### [Description of the task]
Search the material and gather each line with "everything" in it.

+++++

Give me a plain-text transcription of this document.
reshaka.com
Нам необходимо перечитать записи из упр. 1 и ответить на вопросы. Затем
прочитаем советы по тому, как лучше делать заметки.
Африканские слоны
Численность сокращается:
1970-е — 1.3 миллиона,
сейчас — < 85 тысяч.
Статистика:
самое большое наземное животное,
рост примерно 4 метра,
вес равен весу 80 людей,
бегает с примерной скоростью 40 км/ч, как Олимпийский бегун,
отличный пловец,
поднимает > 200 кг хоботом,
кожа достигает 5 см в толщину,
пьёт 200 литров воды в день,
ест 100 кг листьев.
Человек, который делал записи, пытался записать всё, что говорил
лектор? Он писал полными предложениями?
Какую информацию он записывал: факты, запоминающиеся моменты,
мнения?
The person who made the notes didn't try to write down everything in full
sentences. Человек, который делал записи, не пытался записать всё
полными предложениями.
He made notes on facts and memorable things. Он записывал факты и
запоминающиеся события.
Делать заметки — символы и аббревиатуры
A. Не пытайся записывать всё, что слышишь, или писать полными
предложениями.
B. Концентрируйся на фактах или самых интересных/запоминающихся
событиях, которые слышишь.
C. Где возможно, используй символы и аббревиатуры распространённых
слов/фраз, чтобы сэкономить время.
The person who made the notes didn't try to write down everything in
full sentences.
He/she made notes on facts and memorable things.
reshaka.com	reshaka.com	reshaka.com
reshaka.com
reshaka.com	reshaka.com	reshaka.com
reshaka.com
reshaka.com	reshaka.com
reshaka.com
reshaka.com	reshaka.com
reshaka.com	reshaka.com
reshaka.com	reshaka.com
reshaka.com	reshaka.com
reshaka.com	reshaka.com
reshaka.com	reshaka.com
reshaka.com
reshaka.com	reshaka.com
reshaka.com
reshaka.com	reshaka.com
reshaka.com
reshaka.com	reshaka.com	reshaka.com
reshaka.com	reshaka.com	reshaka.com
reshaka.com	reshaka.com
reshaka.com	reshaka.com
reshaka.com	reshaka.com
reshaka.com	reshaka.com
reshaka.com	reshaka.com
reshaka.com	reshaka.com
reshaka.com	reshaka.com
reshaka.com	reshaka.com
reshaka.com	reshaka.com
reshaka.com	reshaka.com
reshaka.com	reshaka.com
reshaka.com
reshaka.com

+++++

### [Expected output]
The person who made the notes didn't try to write down everything in full
The person who made the notes didn't try to write down everything in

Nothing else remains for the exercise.